### Objective
Compile every line that includes the word "active".
•••
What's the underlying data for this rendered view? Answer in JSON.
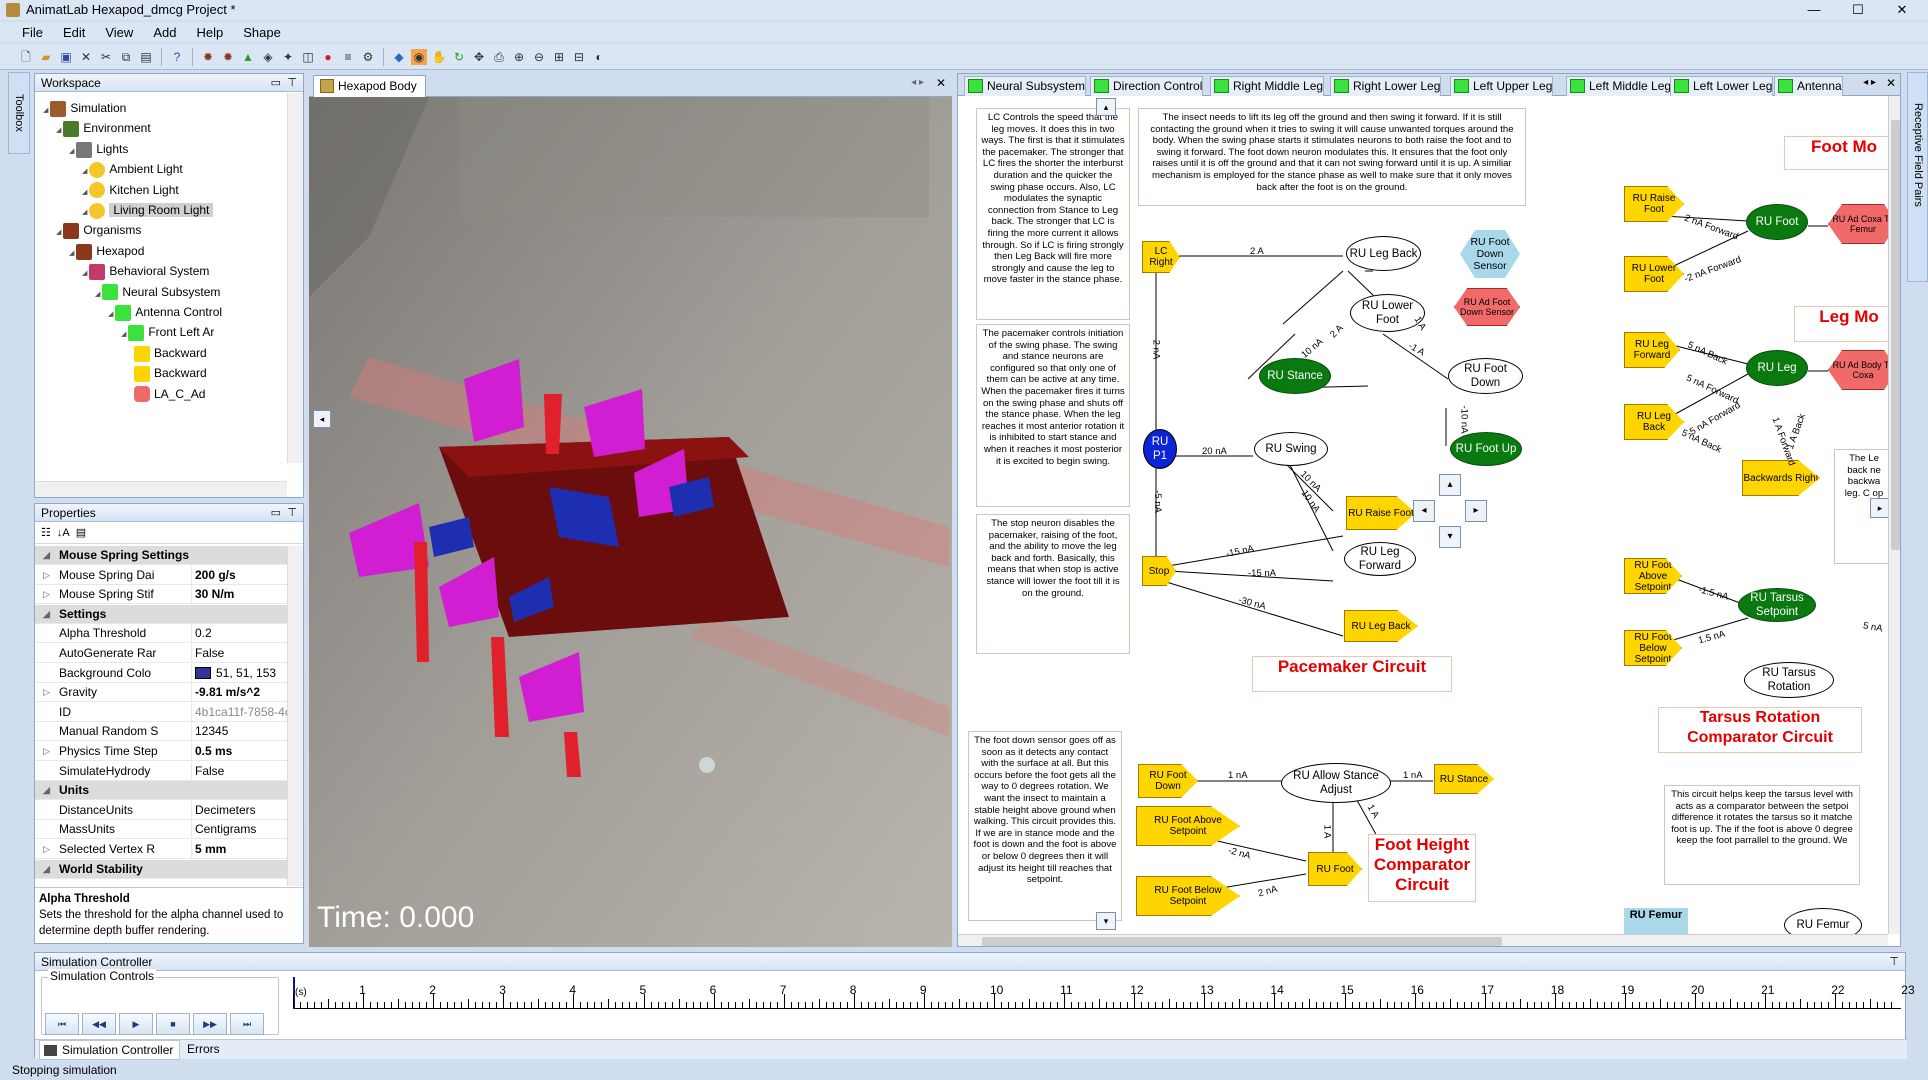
{
  "app": {
    "title": "AnimatLab Hexapod_dmcg Project *",
    "menu": [
      "File",
      "Edit",
      "View",
      "Add",
      "Help",
      "Shape"
    ]
  },
  "workspace": {
    "title": "Workspace",
    "tree": [
      {
        "label": "Simulation",
        "icon": "simulation-icon",
        "depth": 0
      },
      {
        "label": "Environment",
        "icon": "environment-icon",
        "depth": 1
      },
      {
        "label": "Lights",
        "icon": "lights-icon",
        "depth": 2
      },
      {
        "label": "Ambient Light",
        "icon": "bulb-icon",
        "depth": 3
      },
      {
        "label": "Kitchen Light",
        "icon": "bulb-icon",
        "depth": 3
      },
      {
        "label": "Living Room Light",
        "icon": "bulb-icon",
        "depth": 3,
        "selected": true
      },
      {
        "label": "Organisms",
        "icon": "organisms-icon",
        "depth": 1
      },
      {
        "label": "Hexapod",
        "icon": "insect-icon",
        "depth": 2
      },
      {
        "label": "Behavioral System",
        "icon": "neuron-icon",
        "depth": 3
      },
      {
        "label": "Neural Subsystem",
        "icon": "subsystem-icon",
        "depth": 4
      },
      {
        "label": "Antenna Control",
        "icon": "subsystem-icon",
        "depth": 5
      },
      {
        "label": "Front Left Ar",
        "icon": "subsystem-icon",
        "depth": 6
      },
      {
        "label": "Backward",
        "icon": "neuron-yellow-icon",
        "depth": 7
      },
      {
        "label": "Backward",
        "icon": "neuron-yellow-icon",
        "depth": 7
      },
      {
        "label": "LA_C_Ad",
        "icon": "neuron-red-icon",
        "depth": 7
      }
    ]
  },
  "properties": {
    "title": "Properties",
    "rows": [
      {
        "cat": true,
        "name": "Mouse Spring Settings"
      },
      {
        "name": "Mouse Spring Dai",
        "value": "200 g/s",
        "bold": true,
        "exp": true
      },
      {
        "name": "Mouse Spring Stif",
        "value": "30 N/m",
        "bold": true,
        "exp": true
      },
      {
        "cat": true,
        "name": "Settings"
      },
      {
        "name": "Alpha Threshold",
        "value": "0.2"
      },
      {
        "name": "AutoGenerate Rar",
        "value": "False"
      },
      {
        "name": "Background Colo",
        "value": "51, 51, 153",
        "swatch": "#333399"
      },
      {
        "name": "Gravity",
        "value": "-9.81 m/s^2",
        "bold": true,
        "exp": true
      },
      {
        "name": "ID",
        "value": "4b1ca11f-7858-4d11-b8e",
        "grey": true
      },
      {
        "name": "Manual Random S",
        "value": "12345"
      },
      {
        "name": "Physics Time Step",
        "value": "0.5 ms",
        "bold": true,
        "exp": true
      },
      {
        "name": "SimulateHydrody",
        "value": "False"
      },
      {
        "cat": true,
        "name": "Units"
      },
      {
        "name": "DistanceUnits",
        "value": "Decimeters"
      },
      {
        "name": "MassUnits",
        "value": "Centigrams"
      },
      {
        "name": "Selected Vertex R",
        "value": "5 mm",
        "bold": true,
        "exp": true
      },
      {
        "cat": true,
        "name": "World Stability"
      }
    ],
    "desc_title": "Alpha Threshold",
    "desc_text": "Sets the threshold for the alpha channel used to determine depth buffer rendering."
  },
  "view": {
    "tab": "Hexapod Body",
    "time": "Time: 0.000",
    "bg": "#8b8883"
  },
  "circuit": {
    "tabs": [
      "Neural Subsystem",
      "Direction Control",
      "Right Middle Leg",
      "Right Lower Leg",
      "Left Upper Leg",
      "Left Middle Leg",
      "Left Lower Leg",
      "Antenna"
    ],
    "notes": [
      "LC Controls the speed that the leg moves. It does this in two ways. The first is that it stimulates the pacemaker. The stronger that LC fires the shorter the interburst duration and the quicker the swing phase occurs. Also, LC modulates the synaptic connection from Stance to Leg back. The stronger that LC is firing the more current it allows through. So if LC is firing strongly then Leg Back will fire more strongly and cause the leg to move faster in the stance phase.",
      "The pacemaker controls initiation of the swing phase. The swing and stance neurons are configured so that only one of them can be active at any time. When the pacemaker fires it turns on the swing phase and shuts off the stance phase. When the leg reaches it most anterior rotation it is inhibited to start stance and when it reaches it most posterior it is excited to begin swing.",
      "The stop neuron disables the pacemaker, raising of the foot, and the ability to move the leg back and forth. Basically, this means that when stop is active stance will lower the foot till it is on the ground.",
      "The insect needs to lift its leg off the ground and then swing it forward. If it is still contacting the ground when it tries to swing it will cause unwanted torques around the body. When the swing phase starts it stimulates neurons to both raise the foot and to swing it forward. The foot down neuron modulates this. It ensures that the foot only raises until it is off the ground and that it can not swing forward until it is up. A similiar mechanism is employed for the stance phase as well to make sure that it only moves back after the foot is on the ground.",
      "The foot down sensor goes off as soon as it detects any contact with the surface at all. But this occurs before the foot gets all the way to 0 degrees rotation. We want the insect to maintain a stable height above ground when walking. This circuit provides this. If we are in stance mode and the foot is down and the foot is above or below 0 degrees then it will adjust its height till reaches that setpoint.",
      "This circuit helps keep the tarsus level with acts as a comparator between the setpoi difference it rotates the tarsus so it matche foot is up. The if the foot is above 0 degree keep the foot parrallel to the ground. We",
      "The Le back ne backwa leg. C op"
    ],
    "titles": [
      "Pacemaker Circuit",
      "Foot Height Comparator Circuit",
      "Tarsus Rotation Comparator Circuit",
      "Foot Mo",
      "Leg Mo"
    ],
    "nodes": [
      "LC Right",
      "RU Leg Back",
      "RU Foot Down Sensor",
      "RU Lower Foot",
      "RU Ad Foot Down Sensor",
      "RU Stance",
      "RU Foot Down",
      "RU P1",
      "RU Swing",
      "RU Foot Up",
      "RU Raise Foot",
      "RU Leg Forward",
      "Stop",
      "RU Leg Back",
      "RU Foot Down",
      "RU Allow Stance Adjust",
      "RU Stance",
      "RU Foot Above Setpoint",
      "RU Foot Below Setpoint",
      "RU Foot",
      "RU Raise Foot",
      "RU Lower Foot",
      "RU Foot",
      "RU Ad Coxa To Femur",
      "RU Leg Forward",
      "RU Leg Back",
      "RU Leg",
      "RU Ad Body To Coxa",
      "Backwards Right",
      "RU Foot Above Setpoint",
      "RU Foot Below Setpoint",
      "RU Tarsus Setpoint",
      "RU Tarsus Rotation",
      "RU Femur",
      "RU Femur"
    ],
    "edges": [
      "2 A",
      "2 nA",
      "-5 nA",
      "20 nA",
      "10 nA",
      "2 A",
      "-1 A",
      "1 A",
      "-10 nA",
      "10 nA",
      "10 nA",
      "-15 nA",
      "-15 nA",
      "-30 nA",
      "1 nA",
      "1 nA",
      "1 A",
      "1 A",
      "-2 nA",
      "2 nA",
      "2 nA Forward",
      "-2 nA Forward",
      "5 nA Back",
      "5 nA Forward",
      "-5 nA Forward",
      "5 nA Back",
      "1 A Back",
      "1 A Forward",
      "-1.5 nA",
      "1.5 nA",
      "5 nA"
    ]
  },
  "sim": {
    "title": "Simulation Controller",
    "group": "Simulation Controls",
    "buttons": [
      "⏮",
      "◀◀",
      "▶",
      "■",
      "▶▶",
      "⏭"
    ],
    "ruler_start": "(s)",
    "ruler_labels": [
      "1",
      "2",
      "3",
      "4",
      "5",
      "6",
      "7",
      "8",
      "9",
      "10",
      "11",
      "12",
      "13",
      "14",
      "15",
      "16",
      "17",
      "18",
      "19",
      "20",
      "21",
      "22",
      "23"
    ],
    "tabs": [
      "Simulation Controller",
      "Errors"
    ]
  },
  "lefttool": "Toolbox",
  "righttool": "Receptive Field Pairs",
  "status": "Stopping simulation"
}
•••
### Correct response
      "The pacemaker controls initiation of the swing phase. The swing and stance neurons are configured so that only one of them can be active at any time. When the pacemaker fires it turns on the swing phase and shuts off the stance phase. When the leg reaches it most anterior rotation it is inhibited to start stance and when it reaches it most posterior it is excited to begin swing.",
      "The stop neuron disables the pacemaker, raising of the foot, and the ability to move the leg back and forth. Basically, this means that when stop is active stance will lower the foot till it is on the ground.",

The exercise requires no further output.